### AVAILABLE DATA
________
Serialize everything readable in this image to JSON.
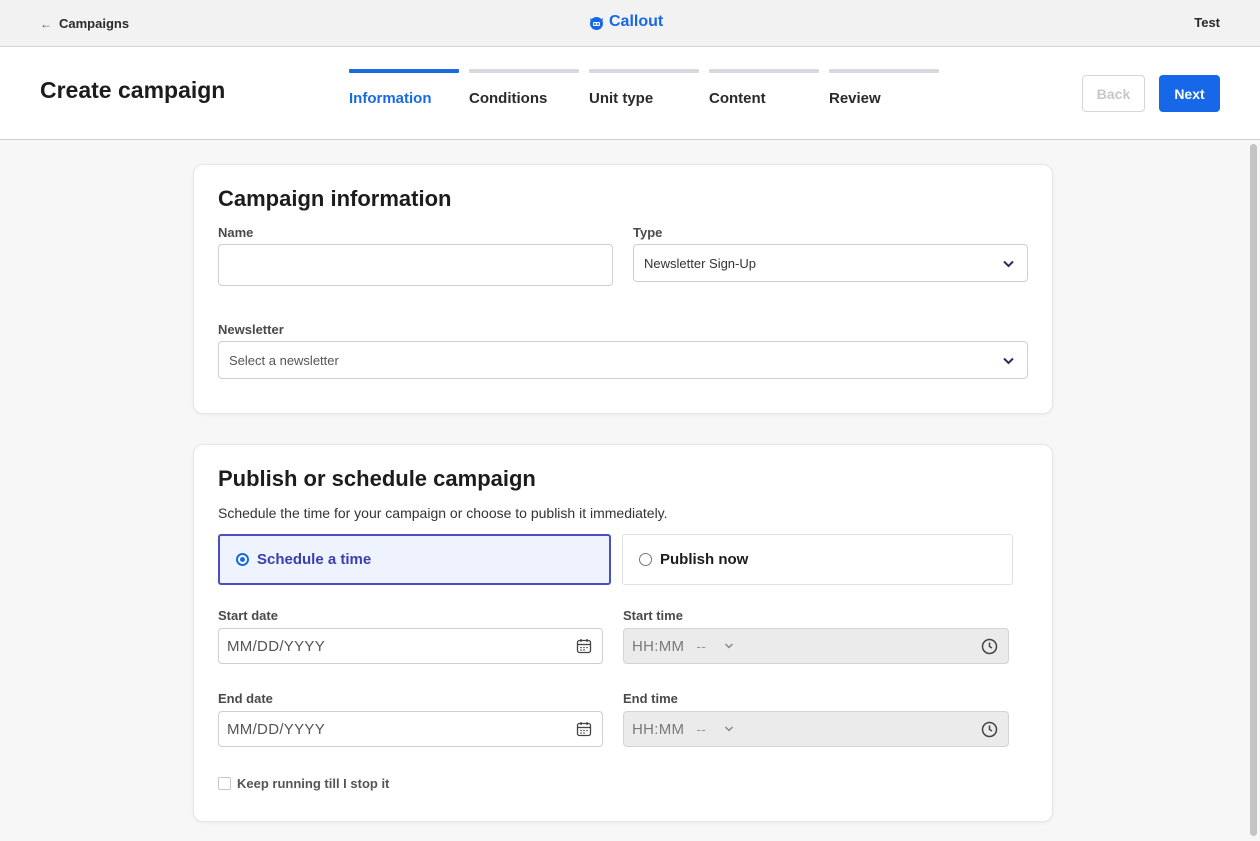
{
  "topbar": {
    "back_label": "Campaigns",
    "brand_name": "Callout",
    "user_name": "Test",
    "brand_color": "#1668e8"
  },
  "header": {
    "title": "Create campaign",
    "steps": [
      {
        "label": "Information",
        "active": true
      },
      {
        "label": "Conditions",
        "active": false
      },
      {
        "label": "Unit type",
        "active": false
      },
      {
        "label": "Content",
        "active": false
      },
      {
        "label": "Review",
        "active": false
      }
    ],
    "back_button": "Back",
    "next_button": "Next"
  },
  "campaign_info": {
    "heading": "Campaign information",
    "name_label": "Name",
    "name_value": "",
    "type_label": "Type",
    "type_value": "Newsletter Sign-Up",
    "newsletter_label": "Newsletter",
    "newsletter_placeholder": "Select a newsletter"
  },
  "schedule": {
    "heading": "Publish or schedule campaign",
    "description": "Schedule the time for your campaign or choose to publish it immediately.",
    "option_schedule": "Schedule a time",
    "option_publish": "Publish now",
    "selected_option": "Schedule a time",
    "start_date_label": "Start date",
    "start_date_placeholder": "MM/DD/YYYY",
    "start_time_label": "Start time",
    "start_time_placeholder": "HH:MM",
    "start_time_ampm": "--",
    "end_date_label": "End date",
    "end_date_placeholder": "MM/DD/YYYY",
    "end_time_label": "End time",
    "end_time_placeholder": "HH:MM",
    "end_time_ampm": "--",
    "keep_running_label": "Keep running till I stop it",
    "keep_running_checked": false
  }
}
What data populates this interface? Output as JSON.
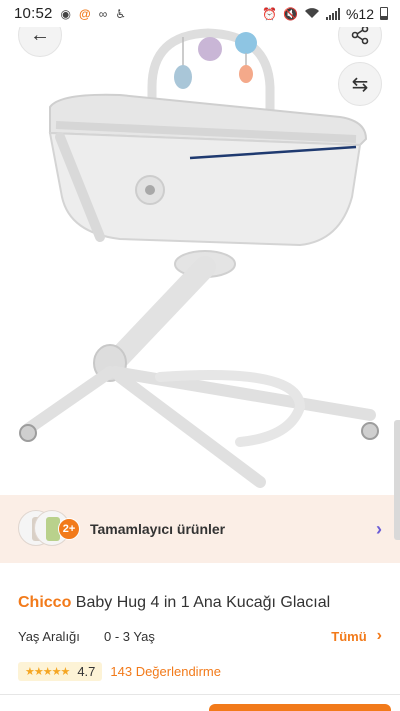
{
  "status_bar": {
    "time": "10:52",
    "battery_percent": "%12",
    "icons": [
      "media-circle-icon",
      "at-sign-icon",
      "voicemail-icon",
      "accessibility-icon",
      "alarm-icon",
      "mute-icon",
      "wifi-icon",
      "signal-icon",
      "battery-icon"
    ]
  },
  "image_actions": {
    "back_icon": "←",
    "share_icon": "⇪",
    "compare_icon": "⇆"
  },
  "product_image": {
    "subject": "baby bassinet with toy arch",
    "colors": {
      "frame": "#e8e8e8",
      "fabric": "#dcdcdc",
      "trim": "#1f3a70"
    }
  },
  "complementary": {
    "badge": "2+",
    "label": "Tamamlayıcı ürünler",
    "chevron": "›"
  },
  "product": {
    "brand": "Chicco",
    "title": "Baby Hug 4 in 1 Ana Kucağı Glacıal",
    "attribute_label": "Yaş Aralığı",
    "attribute_value": "0 - 3 Yaş",
    "all_link": "Tümü",
    "all_chevron": "›",
    "stars": "★★★★★",
    "rating": "4.7",
    "review_count_text": "143 Değerlendirme"
  },
  "colors": {
    "accent": "#f27a1a",
    "banner_bg": "#fbeee6",
    "chevron": "#6a5bd6",
    "star": "#f5a623"
  }
}
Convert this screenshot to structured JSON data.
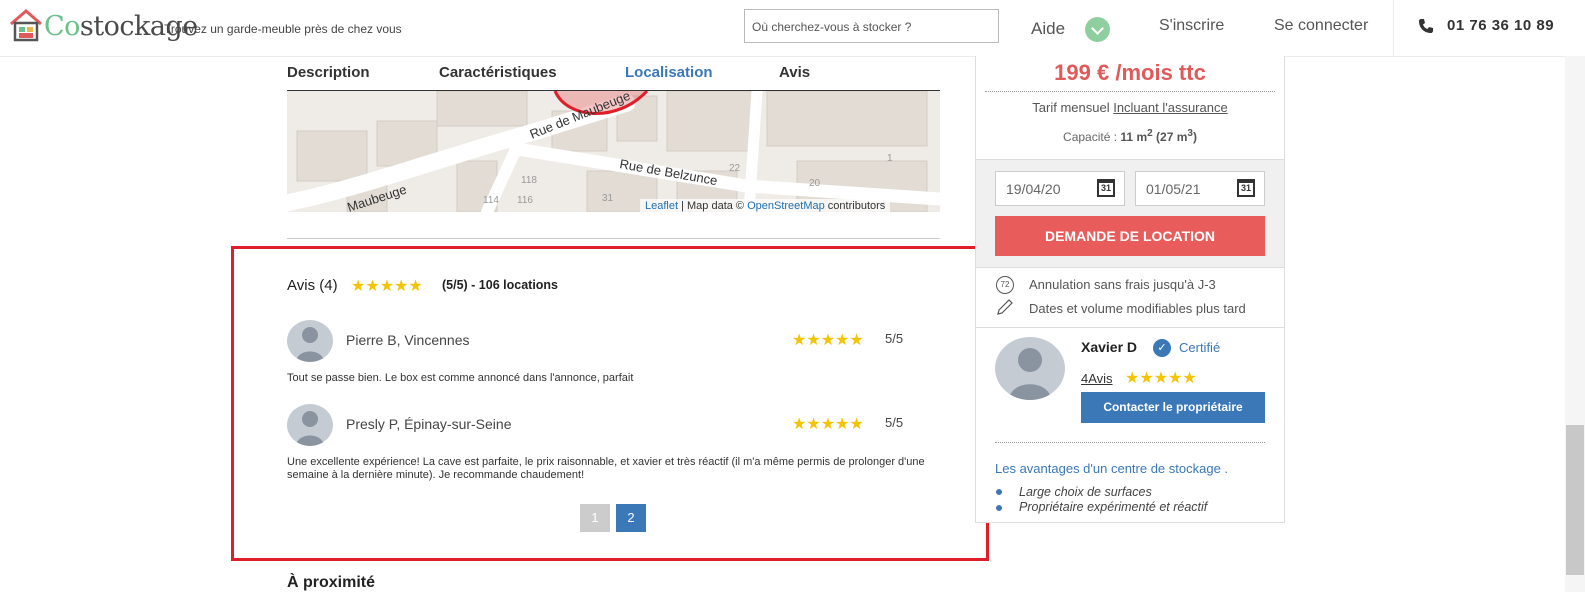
________
### EXERCISE
Without the pictures, return the entries exactly as they appear.

### RESPONSE
Serialize everything readable in this image to JSON.
{
  "topbar": {
    "back_label": "Campaigns",
    "brand_name": "Callout",
    "user_name": "Test",
    "brand_color": "#1668e8"
  },
  "header": {
    "title": "Create campaign",
    "steps": [
      {
        "label": "Information",
        "active": true
      },
      {
        "label": "Conditions",
        "active": false
      },
      {
        "label": "Unit type",
        "active": false
      },
      {
        "label": "Content",
        "active": false
      },
      {
        "label": "Review",
        "active": false
      }
    ],
    "back_button": "Back",
    "next_button": "Next"
  },
  "campaign_info": {
    "heading": "Campaign information",
    "name_label": "Name",
    "name_value": "",
    "type_label": "Type",
    "type_value": "Newsletter Sign-Up",
    "newsletter_label": "Newsletter",
    "newsletter_placeholder": "Select a newsletter"
  },
  "schedule": {
    "heading": "Publish or schedule campaign",
    "description": "Schedule the time for your campaign or choose to publish it immediately.",
    "option_schedule": "Schedule a time",
    "option_publish": "Publish now",
    "selected_option": "Schedule a time",
    "start_date_label": "Start date",
    "start_date_placeholder": "MM/DD/YYYY",
    "start_time_label": "Start time",
    "start_time_placeholder": "HH:MM",
    "start_time_ampm": "--",
    "end_date_label": "End date",
    "end_date_placeholder": "MM/DD/YYYY",
    "end_time_label": "End time",
    "end_time_placeholder": "HH:MM",
    "end_time_ampm": "--",
    "keep_running_label": "Keep running till I stop it",
    "keep_running_checked": false
  }
}
What data populates this interface? Output as JSON.
{
  "status_bar": {
    "time": "10:52",
    "battery_percent": "%12",
    "icons": [
      "media-circle-icon",
      "at-sign-icon",
      "voicemail-icon",
      "accessibility-icon",
      "alarm-icon",
      "mute-icon",
      "wifi-icon",
      "signal-icon",
      "battery-icon"
    ]
  },
  "image_actions": {
    "back_icon": "←",
    "share_icon": "⇪",
    "compare_icon": "⇆"
  },
  "product_image": {
    "subject": "baby bassinet with toy arch",
    "colors": {
      "frame": "#e8e8e8",
      "fabric": "#dcdcdc",
      "trim": "#1f3a70"
    }
  },
  "complementary": {
    "badge": "2+",
    "label": "Tamamlayıcı ürünler",
    "chevron": "›"
  },
  "product": {
    "brand": "Chicco",
    "title": "Baby Hug 4 in 1 Ana Kucağı Glacıal",
    "attribute_label": "Yaş Aralığı",
    "attribute_value": "0 - 3 Yaş",
    "all_link": "Tümü",
    "all_chevron": "›",
    "stars": "★★★★★",
    "rating": "4.7",
    "review_count_text": "143 Değerlendirme"
  },
  "colors": {
    "accent": "#f27a1a",
    "banner_bg": "#fbeee6",
    "chevron": "#6a5bd6",
    "star": "#f5a623"
  }
}
Convert this screenshot to structured JSON data.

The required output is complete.